WHAT YOU WILL DO: Which lines in the records below contain the word "username"? Copy each one out.

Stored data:
━━━
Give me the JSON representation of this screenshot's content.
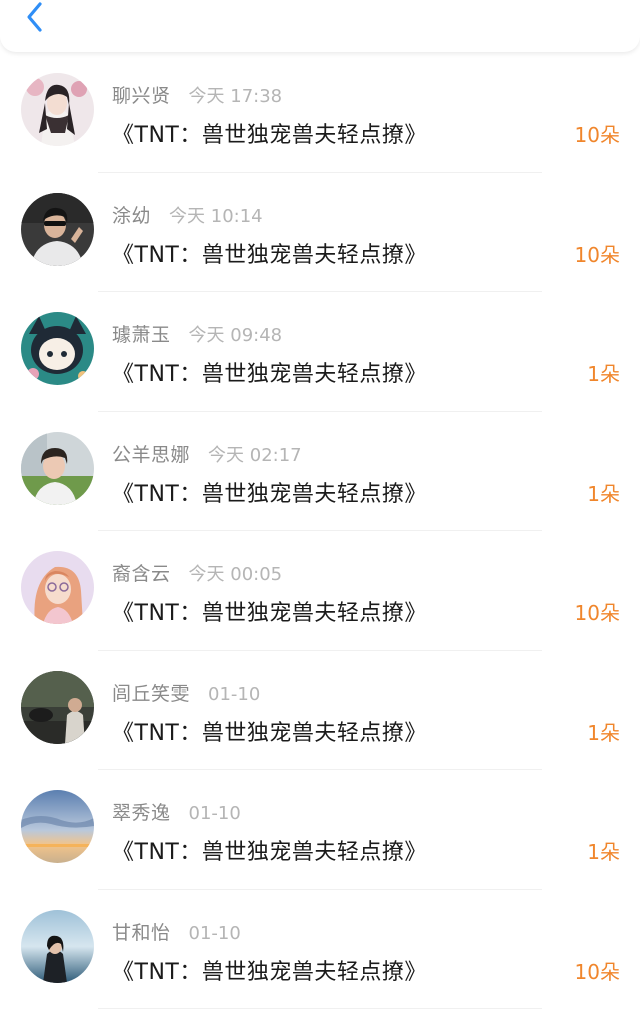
{
  "header": {
    "back_icon": "chevron-left-icon",
    "accent_color": "#2f8ef6"
  },
  "colors": {
    "amount": "#f0862c",
    "username": "#8a8a8a",
    "time": "#b5b5b5",
    "title": "#1b1b1b"
  },
  "rows": [
    {
      "username": "聊兴贤",
      "time": "今天 17:38",
      "title": "《TNT：兽世独宠兽夫轻点撩》",
      "amount": "10朵"
    },
    {
      "username": "涂幼",
      "time": "今天 10:14",
      "title": "《TNT：兽世独宠兽夫轻点撩》",
      "amount": "10朵"
    },
    {
      "username": "璩萧玉",
      "time": "今天 09:48",
      "title": "《TNT：兽世独宠兽夫轻点撩》",
      "amount": "1朵"
    },
    {
      "username": "公羊思娜",
      "time": "今天 02:17",
      "title": "《TNT：兽世独宠兽夫轻点撩》",
      "amount": "1朵"
    },
    {
      "username": "裔含云",
      "time": "今天 00:05",
      "title": "《TNT：兽世独宠兽夫轻点撩》",
      "amount": "10朵"
    },
    {
      "username": "闾丘笑雯",
      "time": "01-10",
      "title": "《TNT：兽世独宠兽夫轻点撩》",
      "amount": "1朵"
    },
    {
      "username": "翠秀逸",
      "time": "01-10",
      "title": "《TNT：兽世独宠兽夫轻点撩》",
      "amount": "1朵"
    },
    {
      "username": "甘和怡",
      "time": "01-10",
      "title": "《TNT：兽世独宠兽夫轻点撩》",
      "amount": "10朵"
    }
  ]
}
━━━
CORRECT ANSWER:
    "username": "#8a8a8a",
      "username": "聊兴贤",
      "username": "涂幼",
      "username": "璩萧玉",
      "username": "公羊思娜",
      "username": "裔含云",
      "username": "闾丘笑雯",
      "username": "翠秀逸",
      "username": "甘和怡",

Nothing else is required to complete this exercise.